Reproduce the listing verbatim.
-- Given information start --
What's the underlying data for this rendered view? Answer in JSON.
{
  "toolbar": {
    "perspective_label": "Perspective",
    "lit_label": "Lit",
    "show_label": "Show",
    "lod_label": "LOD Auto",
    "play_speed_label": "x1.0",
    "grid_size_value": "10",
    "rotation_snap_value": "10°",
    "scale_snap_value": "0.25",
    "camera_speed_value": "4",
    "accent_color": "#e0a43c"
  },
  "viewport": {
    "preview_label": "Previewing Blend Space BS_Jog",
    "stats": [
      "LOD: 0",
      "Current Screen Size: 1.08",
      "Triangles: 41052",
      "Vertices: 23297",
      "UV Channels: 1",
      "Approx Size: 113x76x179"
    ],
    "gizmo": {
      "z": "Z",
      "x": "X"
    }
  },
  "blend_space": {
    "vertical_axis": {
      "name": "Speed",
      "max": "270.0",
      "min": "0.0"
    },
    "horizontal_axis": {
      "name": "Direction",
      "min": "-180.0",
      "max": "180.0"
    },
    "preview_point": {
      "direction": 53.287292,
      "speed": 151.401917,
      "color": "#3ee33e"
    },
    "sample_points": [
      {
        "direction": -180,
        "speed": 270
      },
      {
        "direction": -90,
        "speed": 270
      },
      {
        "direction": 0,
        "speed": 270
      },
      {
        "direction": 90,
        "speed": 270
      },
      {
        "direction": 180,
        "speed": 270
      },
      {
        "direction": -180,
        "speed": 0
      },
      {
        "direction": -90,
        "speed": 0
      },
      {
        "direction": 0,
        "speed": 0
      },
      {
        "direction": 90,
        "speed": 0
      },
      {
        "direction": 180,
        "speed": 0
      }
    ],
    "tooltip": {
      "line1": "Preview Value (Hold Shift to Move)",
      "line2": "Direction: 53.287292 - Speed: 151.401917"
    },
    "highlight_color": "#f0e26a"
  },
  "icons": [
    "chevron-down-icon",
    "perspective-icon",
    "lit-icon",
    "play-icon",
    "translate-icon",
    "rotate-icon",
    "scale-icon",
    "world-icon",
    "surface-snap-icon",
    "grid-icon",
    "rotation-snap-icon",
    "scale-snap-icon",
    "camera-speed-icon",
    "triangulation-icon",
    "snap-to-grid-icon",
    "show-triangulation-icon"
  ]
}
-- Given information end --
▶ Written response
What's the underlying data for this rendered view? Answer in JSON.
{
  "toolbar": {
    "perspective_label": "Perspective",
    "lit_label": "Lit",
    "show_label": "Show",
    "lod_label": "LOD Auto",
    "play_speed_label": "x1.0",
    "grid_size_value": "10",
    "rotation_snap_value": "10°",
    "scale_snap_value": "0.25",
    "camera_speed_value": "4",
    "accent_color": "#e0a43c"
  },
  "viewport": {
    "preview_label": "Previewing Blend Space BS_Jog",
    "stats": [
      "LOD: 0",
      "Current Screen Size: 1.08",
      "Triangles: 41052",
      "Vertices: 23297",
      "UV Channels: 1",
      "Approx Size: 113x76x179"
    ],
    "gizmo": {
      "z": "Z",
      "x": "X"
    }
  },
  "blend_space": {
    "vertical_axis": {
      "name": "Speed",
      "max": "270.0",
      "min": "0.0"
    },
    "horizontal_axis": {
      "name": "Direction",
      "min": "-180.0",
      "max": "180.0"
    },
    "preview_point": {
      "direction": 53.287292,
      "speed": 151.401917,
      "color": "#3ee33e"
    },
    "sample_points": [
      {
        "direction": -180,
        "speed": 270
      },
      {
        "direction": -90,
        "speed": 270
      },
      {
        "direction": 0,
        "speed": 270
      },
      {
        "direction": 90,
        "speed": 270
      },
      {
        "direction": 180,
        "speed": 270
      },
      {
        "direction": -180,
        "speed": 0
      },
      {
        "direction": -90,
        "speed": 0
      },
      {
        "direction": 0,
        "speed": 0
      },
      {
        "direction": 90,
        "speed": 0
      },
      {
        "direction": 180,
        "speed": 0
      }
    ],
    "tooltip": {
      "line1": "Preview Value (Hold Shift to Move)",
      "line2": "Direction: 53.287292 - Speed: 151.401917"
    },
    "highlight_color": "#f0e26a"
  },
  "icons": [
    "chevron-down-icon",
    "perspective-icon",
    "lit-icon",
    "play-icon",
    "translate-icon",
    "rotate-icon",
    "scale-icon",
    "world-icon",
    "surface-snap-icon",
    "grid-icon",
    "rotation-snap-icon",
    "scale-snap-icon",
    "camera-speed-icon",
    "triangulation-icon",
    "snap-to-grid-icon",
    "show-triangulation-icon"
  ]
}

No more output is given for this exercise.